— begin Data supplied —
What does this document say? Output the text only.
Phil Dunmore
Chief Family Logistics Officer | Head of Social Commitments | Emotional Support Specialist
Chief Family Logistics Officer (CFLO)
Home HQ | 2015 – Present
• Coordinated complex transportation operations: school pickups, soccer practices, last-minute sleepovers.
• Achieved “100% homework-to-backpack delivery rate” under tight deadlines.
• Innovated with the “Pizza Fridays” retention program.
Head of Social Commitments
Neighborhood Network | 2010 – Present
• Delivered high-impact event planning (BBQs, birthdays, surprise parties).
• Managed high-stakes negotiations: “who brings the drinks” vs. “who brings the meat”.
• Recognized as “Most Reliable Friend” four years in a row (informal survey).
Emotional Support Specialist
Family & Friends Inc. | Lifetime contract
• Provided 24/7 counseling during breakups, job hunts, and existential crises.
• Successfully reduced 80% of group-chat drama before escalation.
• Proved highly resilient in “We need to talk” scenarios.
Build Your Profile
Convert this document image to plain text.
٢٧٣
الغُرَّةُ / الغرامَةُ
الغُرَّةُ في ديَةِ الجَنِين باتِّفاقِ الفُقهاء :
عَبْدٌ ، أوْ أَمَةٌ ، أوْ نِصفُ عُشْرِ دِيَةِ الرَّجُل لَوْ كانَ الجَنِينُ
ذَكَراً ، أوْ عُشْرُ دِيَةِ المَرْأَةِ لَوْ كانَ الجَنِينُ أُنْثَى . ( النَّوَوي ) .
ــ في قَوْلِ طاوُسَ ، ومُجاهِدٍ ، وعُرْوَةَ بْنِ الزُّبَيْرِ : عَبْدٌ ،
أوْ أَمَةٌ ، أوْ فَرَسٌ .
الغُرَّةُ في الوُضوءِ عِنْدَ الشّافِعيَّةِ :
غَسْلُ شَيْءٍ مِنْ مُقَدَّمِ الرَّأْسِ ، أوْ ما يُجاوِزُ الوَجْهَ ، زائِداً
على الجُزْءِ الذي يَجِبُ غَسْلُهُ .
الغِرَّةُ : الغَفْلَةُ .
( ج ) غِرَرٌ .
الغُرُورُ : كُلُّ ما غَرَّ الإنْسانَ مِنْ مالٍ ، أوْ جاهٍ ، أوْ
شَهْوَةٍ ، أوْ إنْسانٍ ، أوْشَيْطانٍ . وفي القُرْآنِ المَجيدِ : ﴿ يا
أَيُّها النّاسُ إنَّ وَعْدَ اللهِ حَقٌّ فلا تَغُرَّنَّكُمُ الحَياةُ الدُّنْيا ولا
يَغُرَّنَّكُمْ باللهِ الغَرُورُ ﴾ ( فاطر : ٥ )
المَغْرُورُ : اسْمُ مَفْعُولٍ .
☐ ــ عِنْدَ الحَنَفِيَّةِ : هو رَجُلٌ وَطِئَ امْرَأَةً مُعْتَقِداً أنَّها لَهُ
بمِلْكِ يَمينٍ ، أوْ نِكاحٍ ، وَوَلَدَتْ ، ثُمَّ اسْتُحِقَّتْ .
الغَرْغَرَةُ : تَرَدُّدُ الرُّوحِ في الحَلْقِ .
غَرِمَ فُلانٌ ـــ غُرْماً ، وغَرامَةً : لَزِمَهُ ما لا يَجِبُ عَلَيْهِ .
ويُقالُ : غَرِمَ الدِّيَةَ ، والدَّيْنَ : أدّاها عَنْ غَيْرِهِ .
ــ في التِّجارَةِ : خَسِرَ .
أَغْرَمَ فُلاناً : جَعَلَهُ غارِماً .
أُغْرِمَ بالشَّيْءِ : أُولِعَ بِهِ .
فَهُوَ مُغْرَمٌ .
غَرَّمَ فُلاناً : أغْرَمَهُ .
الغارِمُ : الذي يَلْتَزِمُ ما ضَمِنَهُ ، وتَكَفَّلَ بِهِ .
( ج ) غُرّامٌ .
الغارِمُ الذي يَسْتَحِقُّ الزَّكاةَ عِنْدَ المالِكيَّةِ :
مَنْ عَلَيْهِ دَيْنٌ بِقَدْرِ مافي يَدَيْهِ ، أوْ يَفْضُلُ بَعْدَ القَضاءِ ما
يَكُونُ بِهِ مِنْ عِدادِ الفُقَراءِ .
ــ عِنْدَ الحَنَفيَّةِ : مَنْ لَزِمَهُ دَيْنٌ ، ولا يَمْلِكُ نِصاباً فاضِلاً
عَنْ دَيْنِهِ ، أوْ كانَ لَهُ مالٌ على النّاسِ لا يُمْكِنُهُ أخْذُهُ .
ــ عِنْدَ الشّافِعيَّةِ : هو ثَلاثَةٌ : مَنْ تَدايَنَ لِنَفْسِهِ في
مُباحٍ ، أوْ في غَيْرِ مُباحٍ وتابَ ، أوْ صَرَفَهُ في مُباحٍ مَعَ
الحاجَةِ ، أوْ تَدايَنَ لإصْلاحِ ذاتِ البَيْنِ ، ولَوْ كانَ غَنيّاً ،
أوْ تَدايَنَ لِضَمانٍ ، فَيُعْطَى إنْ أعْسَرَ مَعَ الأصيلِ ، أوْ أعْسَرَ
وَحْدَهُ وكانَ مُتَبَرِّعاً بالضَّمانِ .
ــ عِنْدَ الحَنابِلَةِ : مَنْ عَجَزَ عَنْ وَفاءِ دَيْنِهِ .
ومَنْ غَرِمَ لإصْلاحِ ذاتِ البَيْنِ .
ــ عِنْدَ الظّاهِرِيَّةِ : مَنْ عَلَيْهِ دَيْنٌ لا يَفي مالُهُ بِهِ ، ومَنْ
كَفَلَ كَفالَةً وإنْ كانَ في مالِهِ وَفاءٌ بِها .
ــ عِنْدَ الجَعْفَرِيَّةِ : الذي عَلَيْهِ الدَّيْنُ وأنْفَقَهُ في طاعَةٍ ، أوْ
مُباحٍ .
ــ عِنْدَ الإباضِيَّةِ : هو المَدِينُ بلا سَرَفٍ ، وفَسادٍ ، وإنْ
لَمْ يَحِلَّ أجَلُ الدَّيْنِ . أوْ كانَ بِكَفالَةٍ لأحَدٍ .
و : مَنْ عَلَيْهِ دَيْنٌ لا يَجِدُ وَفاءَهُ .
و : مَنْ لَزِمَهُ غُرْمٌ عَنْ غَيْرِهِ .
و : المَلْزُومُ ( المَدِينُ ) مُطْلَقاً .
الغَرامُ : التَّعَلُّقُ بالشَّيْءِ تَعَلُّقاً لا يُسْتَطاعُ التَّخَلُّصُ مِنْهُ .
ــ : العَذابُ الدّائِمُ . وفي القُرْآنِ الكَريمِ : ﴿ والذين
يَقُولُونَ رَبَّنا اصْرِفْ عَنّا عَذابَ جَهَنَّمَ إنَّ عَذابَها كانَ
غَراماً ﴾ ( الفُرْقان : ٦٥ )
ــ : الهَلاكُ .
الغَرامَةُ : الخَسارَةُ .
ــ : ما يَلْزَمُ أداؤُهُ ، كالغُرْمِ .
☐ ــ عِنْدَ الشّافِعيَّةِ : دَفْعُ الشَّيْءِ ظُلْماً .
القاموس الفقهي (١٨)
— end Data supplied —
• _What to produce_
Word for word, write out all of the data above.

• _Full output_
What does this document say? Output the text only.
Phil Dunmore
Chief Family Logistics Officer | Head of Social Commitments | Emotional Support Specialist
Chief Family Logistics Officer (CFLO)
Home HQ | 2015 – Present
• Coordinated complex transportation operations: school pickups, soccer practices, last-minute sleepovers.
• Achieved “100% homework-to-backpack delivery rate” under tight deadlines.
• Innovated with the “Pizza Fridays” retention program.
Head of Social Commitments
Neighborhood Network | 2010 – Present
• Delivered high-impact event planning (BBQs, birthdays, surprise parties).
• Managed high-stakes negotiations: “who brings the drinks” vs. “who brings the meat”.
• Recognized as “Most Reliable Friend” four years in a row (informal survey).
Emotional Support Specialist
Family & Friends Inc. | Lifetime contract
• Provided 24/7 counseling during breakups, job hunts, and existential crises.
• Successfully reduced 80% of group-chat drama before escalation.
• Proved highly resilient in “We need to talk” scenarios.
Build Your Profile
Convert this document image to plain text.
٢٧٣
الغُرَّةُ / الغرامَةُ
الغُرَّةُ في ديَةِ الجَنِين باتِّفاقِ الفُقهاء :
عَبْدٌ ، أوْ أَمَةٌ ، أوْ نِصفُ عُشْرِ دِيَةِ الرَّجُل لَوْ كانَ الجَنِينُ
ذَكَراً ، أوْ عُشْرُ دِيَةِ المَرْأَةِ لَوْ كانَ الجَنِينُ أُنْثَى . ( النَّوَوي ) .
ــ في قَوْلِ طاوُسَ ، ومُجاهِدٍ ، وعُرْوَةَ بْنِ الزُّبَيْرِ : عَبْدٌ ،
أوْ أَمَةٌ ، أوْ فَرَسٌ .
الغُرَّةُ في الوُضوءِ عِنْدَ الشّافِعيَّةِ :
غَسْلُ شَيْءٍ مِنْ مُقَدَّمِ الرَّأْسِ ، أوْ ما يُجاوِزُ الوَجْهَ ، زائِداً
على الجُزْءِ الذي يَجِبُ غَسْلُهُ .
الغِرَّةُ : الغَفْلَةُ .
( ج ) غِرَرٌ .
الغُرُورُ : كُلُّ ما غَرَّ الإنْسانَ مِنْ مالٍ ، أوْ جاهٍ ، أوْ
شَهْوَةٍ ، أوْ إنْسانٍ ، أوْشَيْطانٍ . وفي القُرْآنِ المَجيدِ : ﴿ يا
أَيُّها النّاسُ إنَّ وَعْدَ اللهِ حَقٌّ فلا تَغُرَّنَّكُمُ الحَياةُ الدُّنْيا ولا
يَغُرَّنَّكُمْ باللهِ الغَرُورُ ﴾ ( فاطر : ٥ )
المَغْرُورُ : اسْمُ مَفْعُولٍ .
☐ ــ عِنْدَ الحَنَفِيَّةِ : هو رَجُلٌ وَطِئَ امْرَأَةً مُعْتَقِداً أنَّها لَهُ
بمِلْكِ يَمينٍ ، أوْ نِكاحٍ ، وَوَلَدَتْ ، ثُمَّ اسْتُحِقَّتْ .
الغَرْغَرَةُ : تَرَدُّدُ الرُّوحِ في الحَلْقِ .
غَرِمَ فُلانٌ ـــ غُرْماً ، وغَرامَةً : لَزِمَهُ ما لا يَجِبُ عَلَيْهِ .
ويُقالُ : غَرِمَ الدِّيَةَ ، والدَّيْنَ : أدّاها عَنْ غَيْرِهِ .
ــ في التِّجارَةِ : خَسِرَ .
أَغْرَمَ فُلاناً : جَعَلَهُ غارِماً .
أُغْرِمَ بالشَّيْءِ : أُولِعَ بِهِ .
فَهُوَ مُغْرَمٌ .
غَرَّمَ فُلاناً : أغْرَمَهُ .
الغارِمُ : الذي يَلْتَزِمُ ما ضَمِنَهُ ، وتَكَفَّلَ بِهِ .
( ج ) غُرّامٌ .
الغارِمُ الذي يَسْتَحِقُّ الزَّكاةَ عِنْدَ المالِكيَّةِ :
مَنْ عَلَيْهِ دَيْنٌ بِقَدْرِ مافي يَدَيْهِ ، أوْ يَفْضُلُ بَعْدَ القَضاءِ ما
يَكُونُ بِهِ مِنْ عِدادِ الفُقَراءِ .
ــ عِنْدَ الحَنَفيَّةِ : مَنْ لَزِمَهُ دَيْنٌ ، ولا يَمْلِكُ نِصاباً فاضِلاً
عَنْ دَيْنِهِ ، أوْ كانَ لَهُ مالٌ على النّاسِ لا يُمْكِنُهُ أخْذُهُ .
ــ عِنْدَ الشّافِعيَّةِ : هو ثَلاثَةٌ : مَنْ تَدايَنَ لِنَفْسِهِ في
مُباحٍ ، أوْ في غَيْرِ مُباحٍ وتابَ ، أوْ صَرَفَهُ في مُباحٍ مَعَ
الحاجَةِ ، أوْ تَدايَنَ لإصْلاحِ ذاتِ البَيْنِ ، ولَوْ كانَ غَنيّاً ،
أوْ تَدايَنَ لِضَمانٍ ، فَيُعْطَى إنْ أعْسَرَ مَعَ الأصيلِ ، أوْ أعْسَرَ
وَحْدَهُ وكانَ مُتَبَرِّعاً بالضَّمانِ .
ــ عِنْدَ الحَنابِلَةِ : مَنْ عَجَزَ عَنْ وَفاءِ دَيْنِهِ .
ومَنْ غَرِمَ لإصْلاحِ ذاتِ البَيْنِ .
ــ عِنْدَ الظّاهِرِيَّةِ : مَنْ عَلَيْهِ دَيْنٌ لا يَفي مالُهُ بِهِ ، ومَنْ
كَفَلَ كَفالَةً وإنْ كانَ في مالِهِ وَفاءٌ بِها .
ــ عِنْدَ الجَعْفَرِيَّةِ : الذي عَلَيْهِ الدَّيْنُ وأنْفَقَهُ في طاعَةٍ ، أوْ
مُباحٍ .
ــ عِنْدَ الإباضِيَّةِ : هو المَدِينُ بلا سَرَفٍ ، وفَسادٍ ، وإنْ
لَمْ يَحِلَّ أجَلُ الدَّيْنِ . أوْ كانَ بِكَفالَةٍ لأحَدٍ .
و : مَنْ عَلَيْهِ دَيْنٌ لا يَجِدُ وَفاءَهُ .
و : مَنْ لَزِمَهُ غُرْمٌ عَنْ غَيْرِهِ .
و : المَلْزُومُ ( المَدِينُ ) مُطْلَقاً .
الغَرامُ : التَّعَلُّقُ بالشَّيْءِ تَعَلُّقاً لا يُسْتَطاعُ التَّخَلُّصُ مِنْهُ .
ــ : العَذابُ الدّائِمُ . وفي القُرْآنِ الكَريمِ : ﴿ والذين
يَقُولُونَ رَبَّنا اصْرِفْ عَنّا عَذابَ جَهَنَّمَ إنَّ عَذابَها كانَ
غَراماً ﴾ ( الفُرْقان : ٦٥ )
ــ : الهَلاكُ .
الغَرامَةُ : الخَسارَةُ .
ــ : ما يَلْزَمُ أداؤُهُ ، كالغُرْمِ .
☐ ــ عِنْدَ الشّافِعيَّةِ : دَفْعُ الشَّيْءِ ظُلْماً .
القاموس الفقهي (١٨)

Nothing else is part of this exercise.